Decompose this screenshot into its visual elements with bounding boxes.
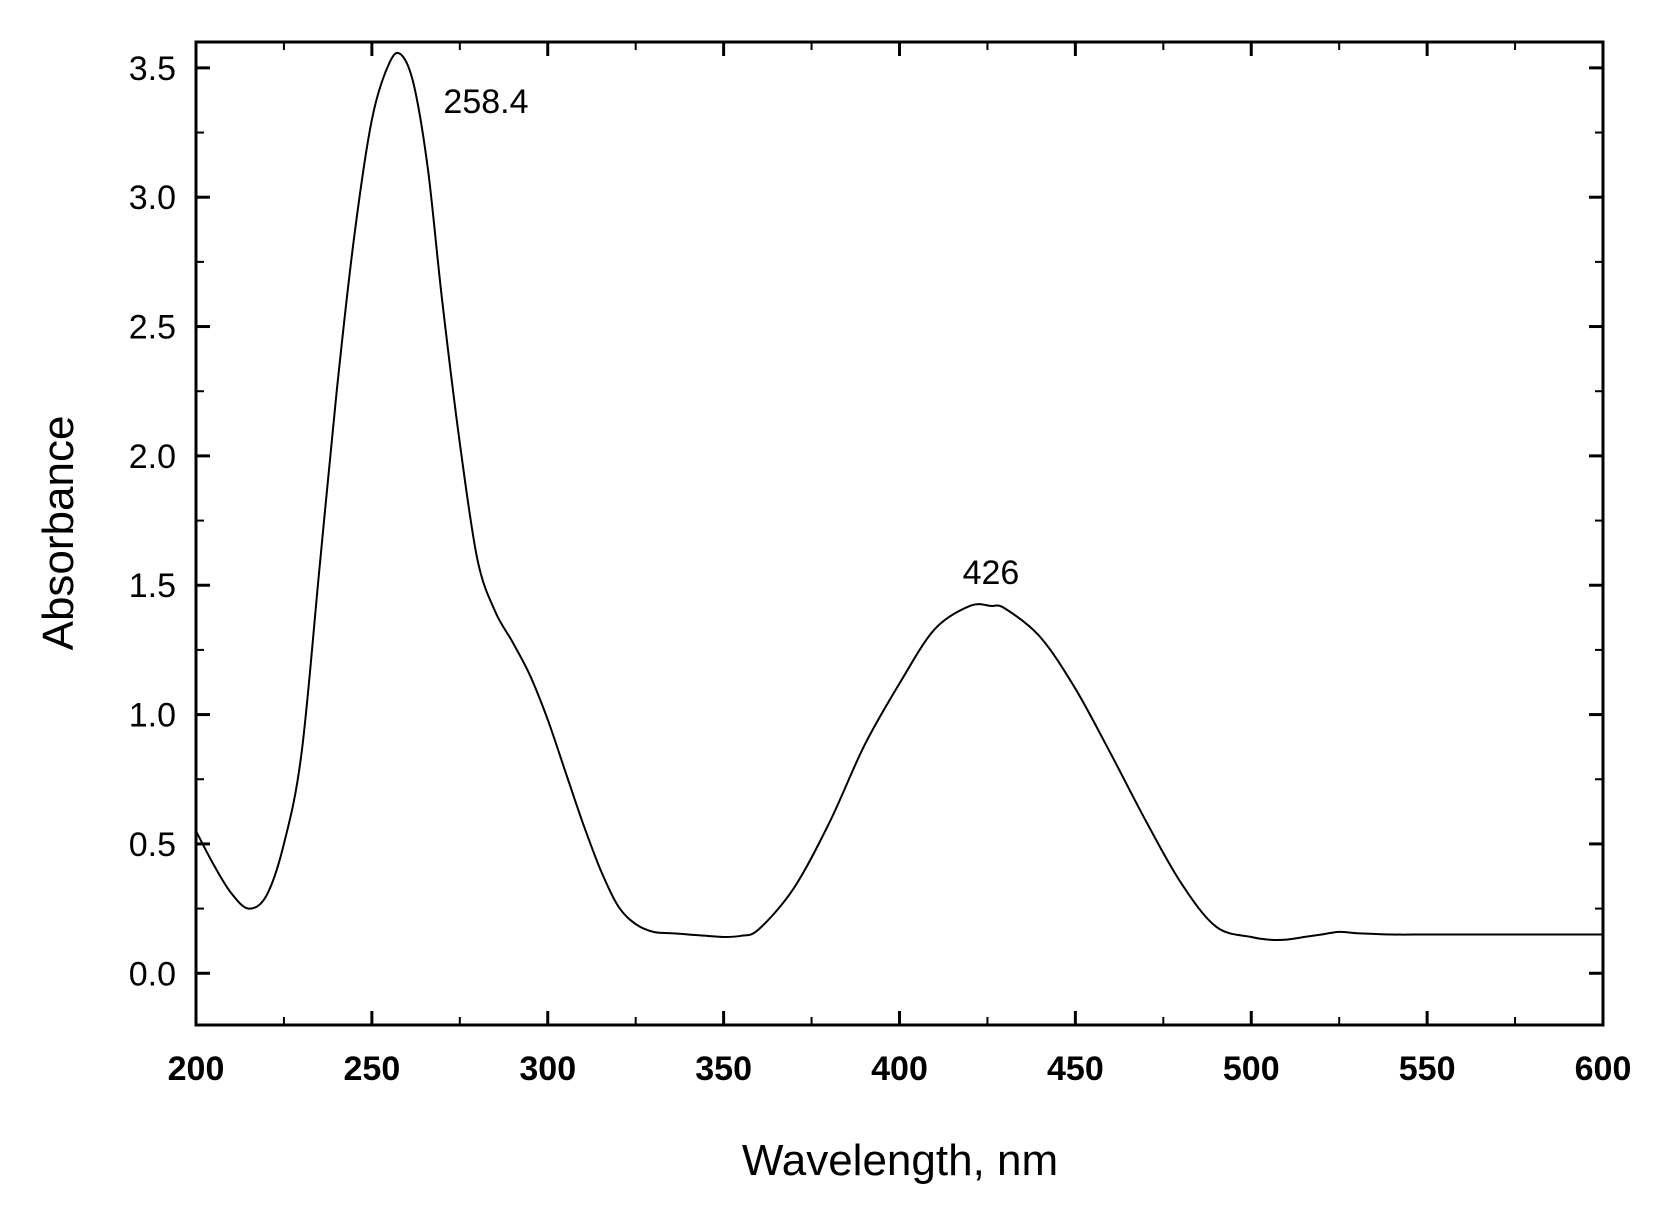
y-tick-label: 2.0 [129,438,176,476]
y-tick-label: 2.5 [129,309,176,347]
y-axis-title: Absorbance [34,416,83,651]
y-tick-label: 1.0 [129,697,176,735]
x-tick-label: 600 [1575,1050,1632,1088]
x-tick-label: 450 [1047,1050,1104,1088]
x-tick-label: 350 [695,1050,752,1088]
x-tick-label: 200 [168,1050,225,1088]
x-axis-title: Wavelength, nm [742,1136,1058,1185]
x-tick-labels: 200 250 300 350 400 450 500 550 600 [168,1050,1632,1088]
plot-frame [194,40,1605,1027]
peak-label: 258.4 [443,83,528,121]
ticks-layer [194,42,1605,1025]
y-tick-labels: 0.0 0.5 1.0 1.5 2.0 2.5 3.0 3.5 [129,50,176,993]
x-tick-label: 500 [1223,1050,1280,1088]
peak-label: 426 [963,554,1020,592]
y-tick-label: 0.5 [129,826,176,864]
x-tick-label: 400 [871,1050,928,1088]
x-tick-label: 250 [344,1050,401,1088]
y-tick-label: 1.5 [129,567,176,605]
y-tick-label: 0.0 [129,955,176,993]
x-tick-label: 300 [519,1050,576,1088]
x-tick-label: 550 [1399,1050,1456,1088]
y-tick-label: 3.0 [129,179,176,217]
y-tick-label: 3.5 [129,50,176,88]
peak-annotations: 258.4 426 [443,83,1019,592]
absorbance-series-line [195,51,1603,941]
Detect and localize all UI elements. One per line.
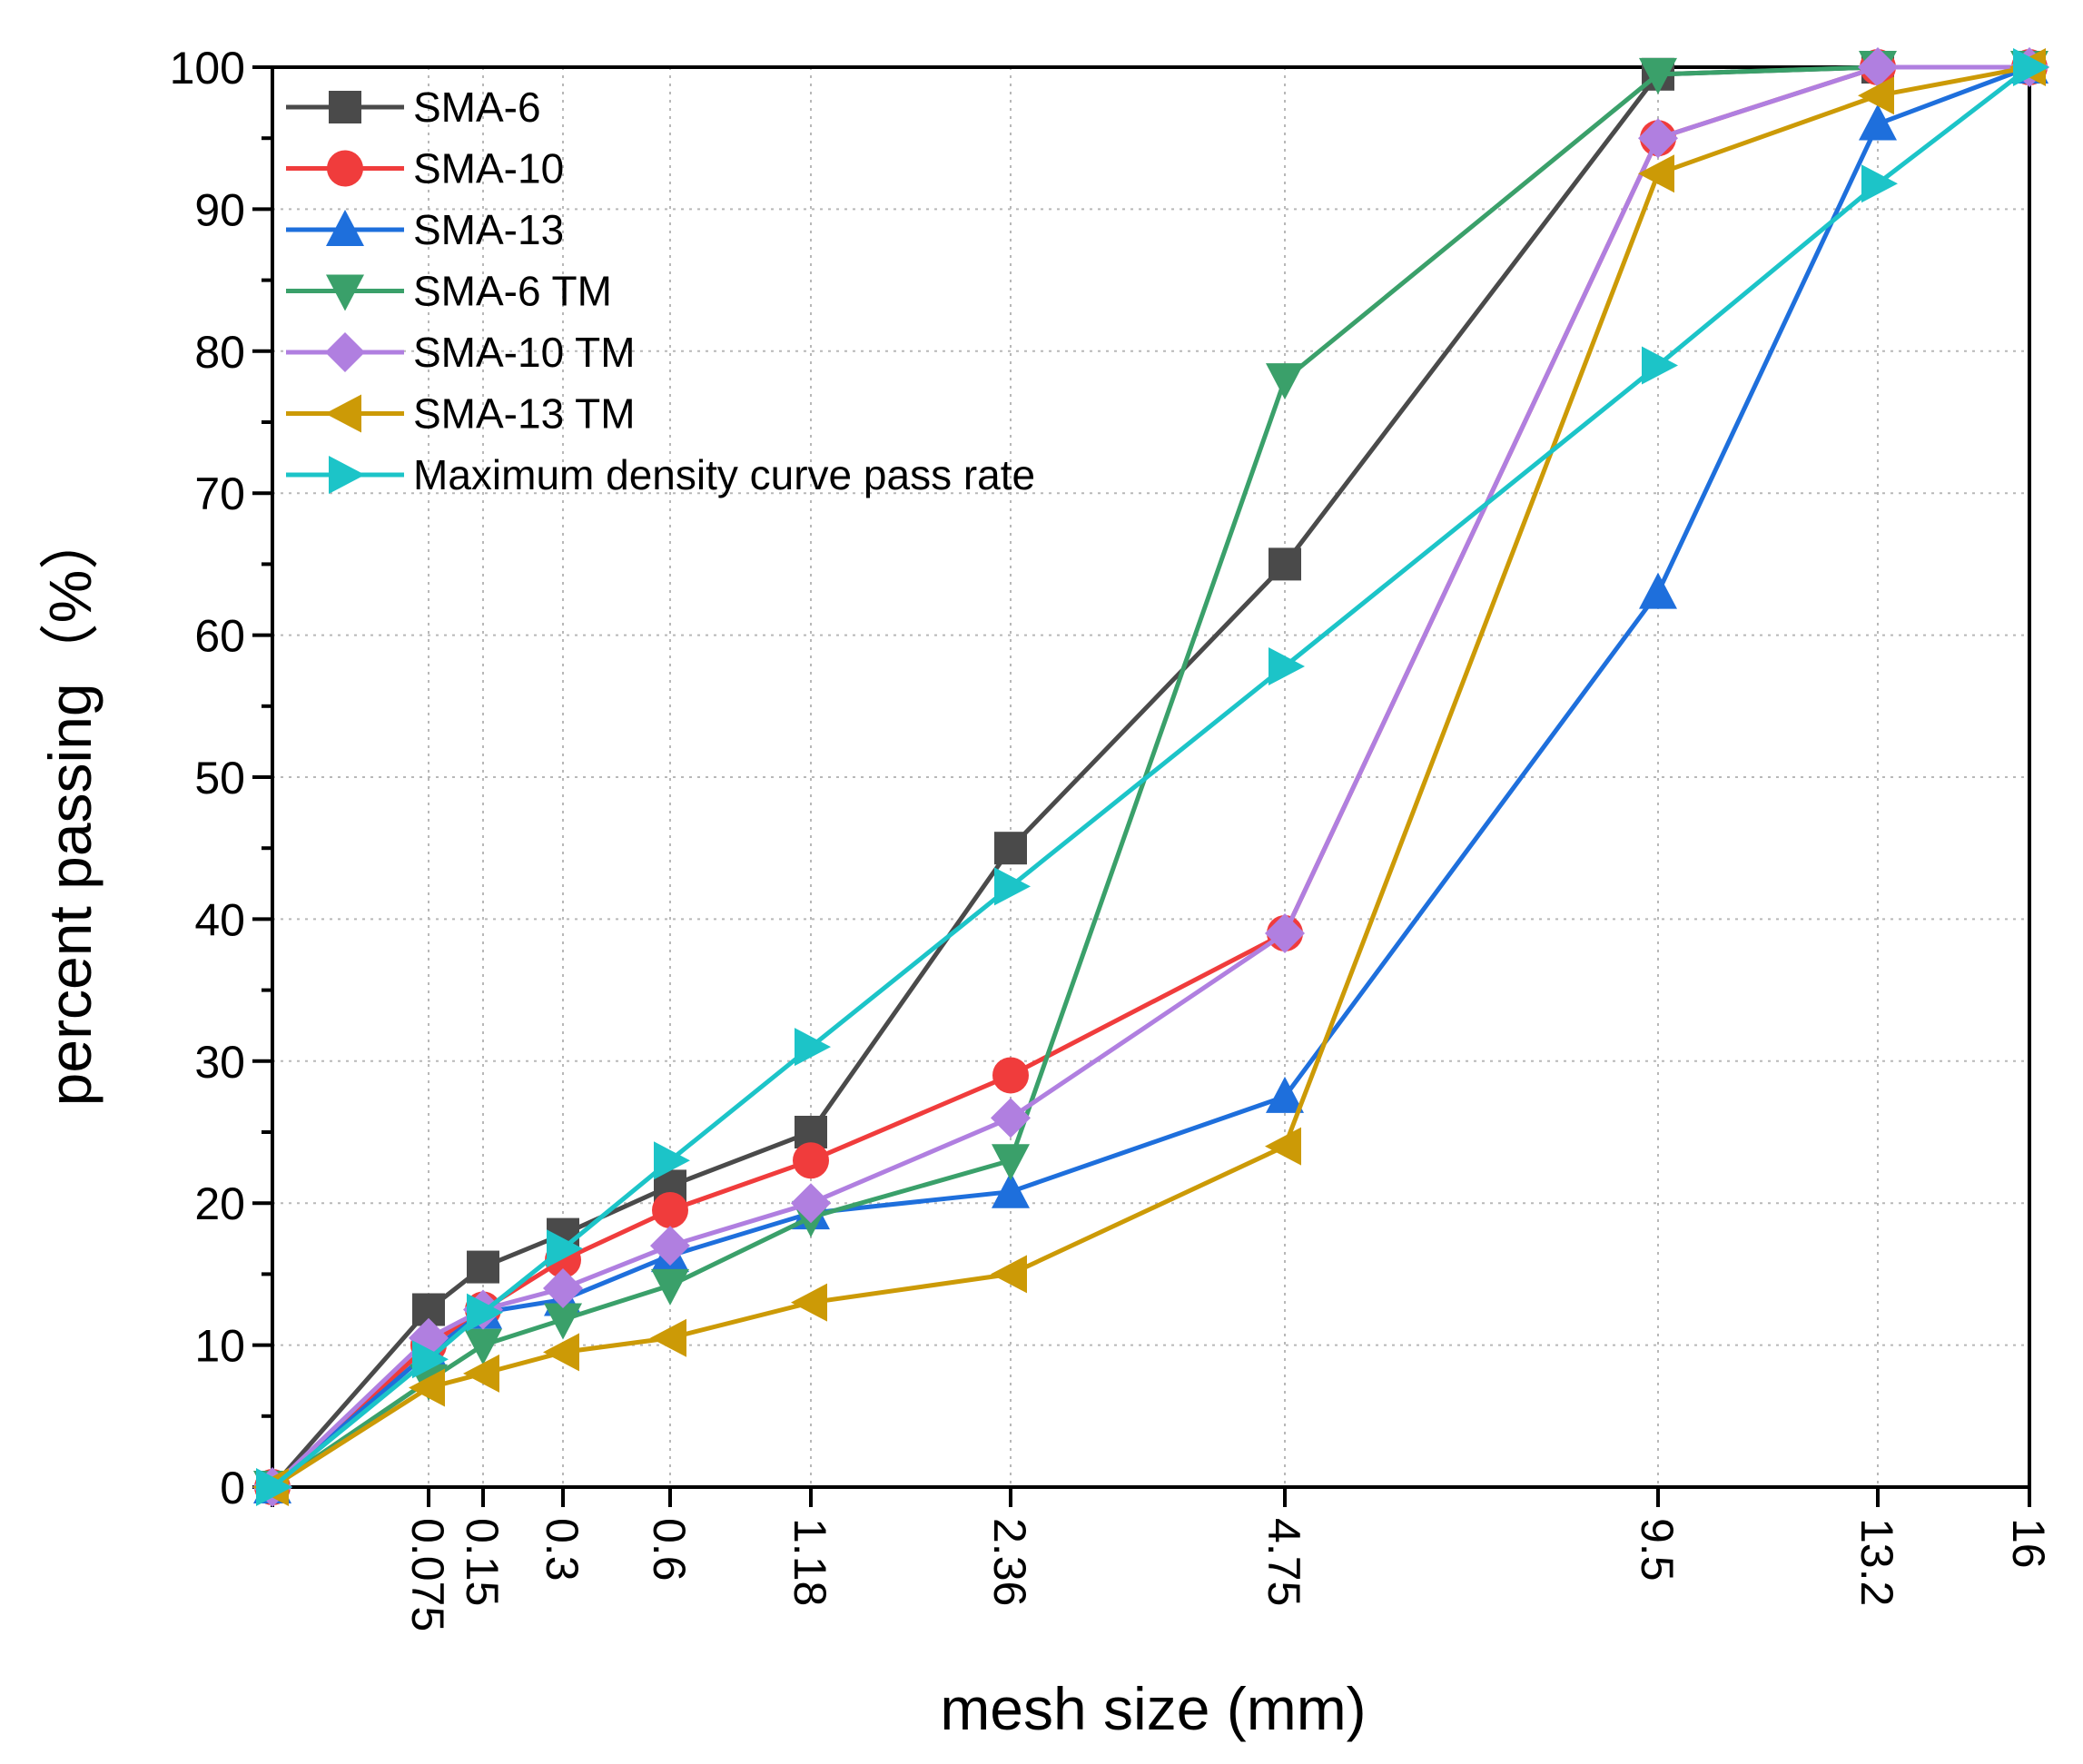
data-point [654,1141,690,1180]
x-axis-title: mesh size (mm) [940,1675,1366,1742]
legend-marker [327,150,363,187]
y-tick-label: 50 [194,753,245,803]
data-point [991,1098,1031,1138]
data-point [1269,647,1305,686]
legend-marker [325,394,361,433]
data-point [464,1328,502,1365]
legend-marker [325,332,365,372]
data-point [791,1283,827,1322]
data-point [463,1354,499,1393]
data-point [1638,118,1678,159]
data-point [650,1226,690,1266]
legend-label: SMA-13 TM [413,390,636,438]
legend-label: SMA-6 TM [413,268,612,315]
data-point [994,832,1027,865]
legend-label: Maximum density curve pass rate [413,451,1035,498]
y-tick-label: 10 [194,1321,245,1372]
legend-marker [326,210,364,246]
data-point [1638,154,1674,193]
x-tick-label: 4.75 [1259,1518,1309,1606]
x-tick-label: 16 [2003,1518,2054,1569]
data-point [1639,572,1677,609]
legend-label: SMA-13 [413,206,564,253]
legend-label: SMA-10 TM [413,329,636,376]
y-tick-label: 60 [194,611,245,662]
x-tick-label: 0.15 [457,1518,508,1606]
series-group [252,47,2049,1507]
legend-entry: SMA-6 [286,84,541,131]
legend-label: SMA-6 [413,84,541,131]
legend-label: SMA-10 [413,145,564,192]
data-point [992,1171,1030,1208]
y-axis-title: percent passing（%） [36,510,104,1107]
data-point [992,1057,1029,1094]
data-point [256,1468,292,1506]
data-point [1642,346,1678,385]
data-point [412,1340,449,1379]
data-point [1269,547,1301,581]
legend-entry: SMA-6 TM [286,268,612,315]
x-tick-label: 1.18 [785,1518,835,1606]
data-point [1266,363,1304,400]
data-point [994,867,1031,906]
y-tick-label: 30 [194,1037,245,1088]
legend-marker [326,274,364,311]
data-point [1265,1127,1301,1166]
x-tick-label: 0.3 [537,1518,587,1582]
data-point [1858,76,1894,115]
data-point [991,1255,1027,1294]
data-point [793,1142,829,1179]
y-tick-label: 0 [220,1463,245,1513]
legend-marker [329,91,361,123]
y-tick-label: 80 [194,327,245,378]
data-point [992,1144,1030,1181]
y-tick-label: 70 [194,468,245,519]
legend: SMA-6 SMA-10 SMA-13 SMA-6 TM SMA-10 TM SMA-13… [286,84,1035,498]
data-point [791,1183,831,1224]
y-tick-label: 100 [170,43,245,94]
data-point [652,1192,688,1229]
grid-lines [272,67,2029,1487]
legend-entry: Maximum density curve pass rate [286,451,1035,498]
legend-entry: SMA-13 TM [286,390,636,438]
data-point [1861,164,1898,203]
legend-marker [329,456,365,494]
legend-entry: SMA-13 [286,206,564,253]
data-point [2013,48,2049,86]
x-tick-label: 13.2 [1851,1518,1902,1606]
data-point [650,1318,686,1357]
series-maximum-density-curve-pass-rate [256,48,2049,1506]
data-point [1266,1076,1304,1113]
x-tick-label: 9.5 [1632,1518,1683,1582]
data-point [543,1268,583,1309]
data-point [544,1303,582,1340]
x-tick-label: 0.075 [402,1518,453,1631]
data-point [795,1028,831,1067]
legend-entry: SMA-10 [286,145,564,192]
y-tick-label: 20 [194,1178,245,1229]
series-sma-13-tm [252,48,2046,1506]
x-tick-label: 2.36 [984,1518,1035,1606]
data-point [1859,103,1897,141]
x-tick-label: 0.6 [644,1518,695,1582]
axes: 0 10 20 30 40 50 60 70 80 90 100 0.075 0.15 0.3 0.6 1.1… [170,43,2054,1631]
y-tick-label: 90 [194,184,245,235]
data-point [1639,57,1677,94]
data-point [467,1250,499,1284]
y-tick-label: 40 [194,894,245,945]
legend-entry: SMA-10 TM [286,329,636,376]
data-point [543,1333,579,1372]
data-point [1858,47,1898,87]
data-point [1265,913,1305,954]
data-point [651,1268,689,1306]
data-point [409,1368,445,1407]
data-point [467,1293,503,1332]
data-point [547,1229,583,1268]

GIVEN TASK>
Copy the entries verbatim, starting at the line containing "data-point [654,1141,690,1180]" and ending at the line containing "data-point [464,1328,502,1365]".

RESPONSE>
data-point [654,1141,690,1180]
x-axis-title: mesh size (mm) [940,1675,1366,1742]
legend-marker [327,150,363,187]
y-tick-label: 50 [194,753,245,803]
data-point [991,1098,1031,1138]
data-point [1269,647,1305,686]
legend-marker [325,394,361,433]
data-point [464,1328,502,1365]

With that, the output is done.